§ **Source**:
Smack Down! “The Book vs. The Kindle, Round 1: The Buy Counter”…07.31.09

31 07 2009

Interesting video…but I still want a Kindle!


Kindle 2 Price Drops to $299…07.08.09

8 07 2009

kindle21According to Wired today:

“…Amazon has lowered the price of the Kindle 2 e-book reader by $60. The Kindle 2 will now sell for $300 instead of the $360 it was introduced at earlier this year.

Amazon’s move has put Kindle in a better position to compete with its rivals by bridging the price gap.  Sony’s basic e-book reader costs $280, while lesser known brands such as the Cool-er will set you back by $250…”

An Interesting Theory About Google’s Strategy to Conquer Amazon’s Kindle…07.03.09

3 07 2009


There is an interesting theory in the post Google’s strategy to take out the Kindle on the Kindle 2 Review, Kindle DX Reviews,  Books blog today which is excerpted below.  It is worth reading the whole post, however.

“Update: The DOJ has confirmed an antitrust review of the Google Book Settlement (July 2nd). It sent a letter to the Judge overseeing the settlement stating that it has opened an investigation based on public concerns that some aspects of the settlement may violate the Sherman Act.

Google’s Strategy to fight Amazon and the Kindle.

Google has made some really interesting moves with books, ones that are very unlike Google –

  1. Strike an agreement with Publishers to give them 67% of earnings from Ads and Sales. Given that its other partners don’t even get told what share of revenue they get this is unprecedented in many ways.
  2. The Book Agreement (which includes the above too) that indicates Google will assume ownership of orphaned works and sell them for profit.
  3. Google’s recent announcement that they would let Publishers sell books for whatever price they want in the Google ebooks store…

Google is going to pull a Two Buck Chuck on Amazon

Read the story here on Two Buck Chuck. Google is going to attack the Kindle in three ways (it’ll try these one by one) –

  1. Get publishers to prefer the Google ebooks store to the Kindle Store. This is unlikely to work as Amazon has too much of a customer base for publishers to boycott it. Barnes & Noble going with the $9.99 price for ebooks also weakens the possibility that this approach will work.
  2. Introduce a deluge of very cheap orphaned works (that, if the Book Settlement passes, no other company has rights to) to put pressure on the general book market.
  3. Go with free books or nearly free books for all the books in its arsenal. Offset it via advertising etc.

§ **Directions**:
1 – Answer these about the Kindle blog posts above:
(a) By how much did Amazon lower the price of the Kindle 2?
(b) What share of earnings from ads and sales does Google's agreement give publishers?
(c) What ebook price did Barnes & Noble go with?
2 – Echo the stretch of the Kindle blog posts from "Read the story" through "general book market.", word for word.
3 – Sum up the Kindle blog posts in two sentences.
The records that come next are taken from a separate source.

Dataset entries
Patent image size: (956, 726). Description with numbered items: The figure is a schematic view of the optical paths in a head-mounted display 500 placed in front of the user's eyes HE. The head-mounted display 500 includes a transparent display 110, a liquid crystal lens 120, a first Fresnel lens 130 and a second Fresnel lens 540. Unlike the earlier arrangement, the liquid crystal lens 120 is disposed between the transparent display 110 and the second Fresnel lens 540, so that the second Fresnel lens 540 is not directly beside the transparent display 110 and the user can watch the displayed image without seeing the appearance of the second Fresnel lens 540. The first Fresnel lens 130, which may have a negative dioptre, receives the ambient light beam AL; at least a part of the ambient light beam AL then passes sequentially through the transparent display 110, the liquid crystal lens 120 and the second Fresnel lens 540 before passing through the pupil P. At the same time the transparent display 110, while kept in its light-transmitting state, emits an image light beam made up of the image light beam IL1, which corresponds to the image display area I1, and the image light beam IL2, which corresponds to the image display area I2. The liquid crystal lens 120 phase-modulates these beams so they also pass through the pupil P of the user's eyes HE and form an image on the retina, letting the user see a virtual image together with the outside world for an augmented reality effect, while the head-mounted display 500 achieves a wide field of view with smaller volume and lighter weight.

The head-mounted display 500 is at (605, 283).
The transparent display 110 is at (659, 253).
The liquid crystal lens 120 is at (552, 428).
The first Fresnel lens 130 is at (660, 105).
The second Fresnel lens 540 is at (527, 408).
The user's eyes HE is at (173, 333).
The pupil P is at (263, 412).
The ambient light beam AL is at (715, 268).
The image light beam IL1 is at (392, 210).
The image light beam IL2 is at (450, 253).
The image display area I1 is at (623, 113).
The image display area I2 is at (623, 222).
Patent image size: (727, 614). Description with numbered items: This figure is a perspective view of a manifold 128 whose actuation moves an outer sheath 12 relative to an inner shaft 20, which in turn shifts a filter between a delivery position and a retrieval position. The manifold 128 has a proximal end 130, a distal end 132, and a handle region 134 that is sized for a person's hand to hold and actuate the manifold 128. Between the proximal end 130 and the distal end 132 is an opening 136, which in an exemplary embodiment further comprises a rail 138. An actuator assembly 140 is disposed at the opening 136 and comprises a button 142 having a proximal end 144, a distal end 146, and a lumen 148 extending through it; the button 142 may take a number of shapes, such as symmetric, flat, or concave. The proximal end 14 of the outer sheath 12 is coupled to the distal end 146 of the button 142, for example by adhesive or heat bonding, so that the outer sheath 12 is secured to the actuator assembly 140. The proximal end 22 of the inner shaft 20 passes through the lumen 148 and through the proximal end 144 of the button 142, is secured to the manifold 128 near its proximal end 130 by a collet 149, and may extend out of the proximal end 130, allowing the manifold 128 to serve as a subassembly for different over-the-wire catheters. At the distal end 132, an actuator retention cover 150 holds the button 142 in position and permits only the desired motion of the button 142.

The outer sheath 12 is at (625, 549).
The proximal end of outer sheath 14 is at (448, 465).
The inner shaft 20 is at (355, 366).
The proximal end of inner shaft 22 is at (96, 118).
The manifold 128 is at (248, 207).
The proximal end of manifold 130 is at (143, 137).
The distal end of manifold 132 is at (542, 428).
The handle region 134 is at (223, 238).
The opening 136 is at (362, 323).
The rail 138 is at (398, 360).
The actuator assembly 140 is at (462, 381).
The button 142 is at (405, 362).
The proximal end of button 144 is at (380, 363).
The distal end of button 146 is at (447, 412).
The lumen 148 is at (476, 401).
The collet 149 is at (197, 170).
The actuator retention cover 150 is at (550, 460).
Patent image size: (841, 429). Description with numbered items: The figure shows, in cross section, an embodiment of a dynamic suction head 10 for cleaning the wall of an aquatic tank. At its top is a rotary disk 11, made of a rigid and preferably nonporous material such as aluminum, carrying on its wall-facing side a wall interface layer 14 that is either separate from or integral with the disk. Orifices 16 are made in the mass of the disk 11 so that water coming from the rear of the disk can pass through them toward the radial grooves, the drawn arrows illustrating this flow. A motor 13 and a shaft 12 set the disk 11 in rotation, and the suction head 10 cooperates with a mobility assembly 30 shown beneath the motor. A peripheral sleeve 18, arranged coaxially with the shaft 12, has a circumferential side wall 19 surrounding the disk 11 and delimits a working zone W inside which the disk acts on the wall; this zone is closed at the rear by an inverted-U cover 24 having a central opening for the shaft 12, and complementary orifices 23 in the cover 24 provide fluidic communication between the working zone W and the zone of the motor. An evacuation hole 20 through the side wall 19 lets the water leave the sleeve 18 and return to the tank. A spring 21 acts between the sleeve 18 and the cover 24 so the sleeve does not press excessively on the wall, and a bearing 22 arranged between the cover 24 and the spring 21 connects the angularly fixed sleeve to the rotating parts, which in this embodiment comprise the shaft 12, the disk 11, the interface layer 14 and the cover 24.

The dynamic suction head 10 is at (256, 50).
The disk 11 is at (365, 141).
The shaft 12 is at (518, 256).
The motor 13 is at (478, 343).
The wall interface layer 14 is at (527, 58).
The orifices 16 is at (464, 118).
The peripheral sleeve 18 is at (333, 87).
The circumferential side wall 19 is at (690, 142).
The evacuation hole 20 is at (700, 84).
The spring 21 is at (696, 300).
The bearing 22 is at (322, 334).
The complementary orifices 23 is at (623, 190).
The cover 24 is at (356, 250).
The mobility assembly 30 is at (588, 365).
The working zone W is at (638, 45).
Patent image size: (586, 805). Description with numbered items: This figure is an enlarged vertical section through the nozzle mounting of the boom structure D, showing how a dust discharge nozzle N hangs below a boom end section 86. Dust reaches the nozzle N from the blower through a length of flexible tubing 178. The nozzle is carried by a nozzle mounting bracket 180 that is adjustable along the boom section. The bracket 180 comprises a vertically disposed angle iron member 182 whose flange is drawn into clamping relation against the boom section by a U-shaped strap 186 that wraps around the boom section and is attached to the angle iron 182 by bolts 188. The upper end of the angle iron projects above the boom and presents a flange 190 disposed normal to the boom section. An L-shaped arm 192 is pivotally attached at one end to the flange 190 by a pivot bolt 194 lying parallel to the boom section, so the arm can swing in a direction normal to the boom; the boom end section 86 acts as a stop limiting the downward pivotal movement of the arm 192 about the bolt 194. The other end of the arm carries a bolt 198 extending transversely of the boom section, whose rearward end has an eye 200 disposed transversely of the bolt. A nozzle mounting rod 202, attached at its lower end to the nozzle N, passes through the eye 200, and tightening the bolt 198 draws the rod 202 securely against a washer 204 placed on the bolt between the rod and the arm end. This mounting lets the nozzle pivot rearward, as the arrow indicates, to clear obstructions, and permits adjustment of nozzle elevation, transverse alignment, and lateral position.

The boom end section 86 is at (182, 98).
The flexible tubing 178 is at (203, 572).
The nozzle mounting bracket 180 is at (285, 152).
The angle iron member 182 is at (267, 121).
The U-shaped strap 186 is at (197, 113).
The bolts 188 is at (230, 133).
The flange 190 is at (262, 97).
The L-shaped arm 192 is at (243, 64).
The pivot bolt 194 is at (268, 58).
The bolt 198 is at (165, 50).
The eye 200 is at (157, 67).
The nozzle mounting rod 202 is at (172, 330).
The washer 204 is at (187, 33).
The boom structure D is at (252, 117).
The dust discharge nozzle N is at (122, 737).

§ **Written answers**:
1 –
(a) $60
(b) 67%
(c) $9.99

2 –
Read the story here on Two Buck Chuck. Google is going to attack the Kindle in three ways (it’ll try these one by one) –

  1. Get publishers to prefer the Google ebooks store to the Kindle Store. This is unlikely to work as Amazon has too much of a customer base for publishers to boycott it. Barnes & Noble going with the $9.99 price for ebooks also weakens the possibility that this approach will work.
  2. Introduce a deluge of very cheap orphaned works (that, if the Book Settlement passes, no other company has rights to) to put pressure on the general book market.

3 – Wired reported that Amazon cut the Kindle 2's price by $60 to $300, narrowing the gap with Sony's $280 reader and the $250 Cool-er. A blog post theorizes that Google will go after the Kindle by drawing publishers to its ebooks store, flooding the market with cheap orphaned works if the Book Settlement passes, and offering free or nearly free books offset by advertising.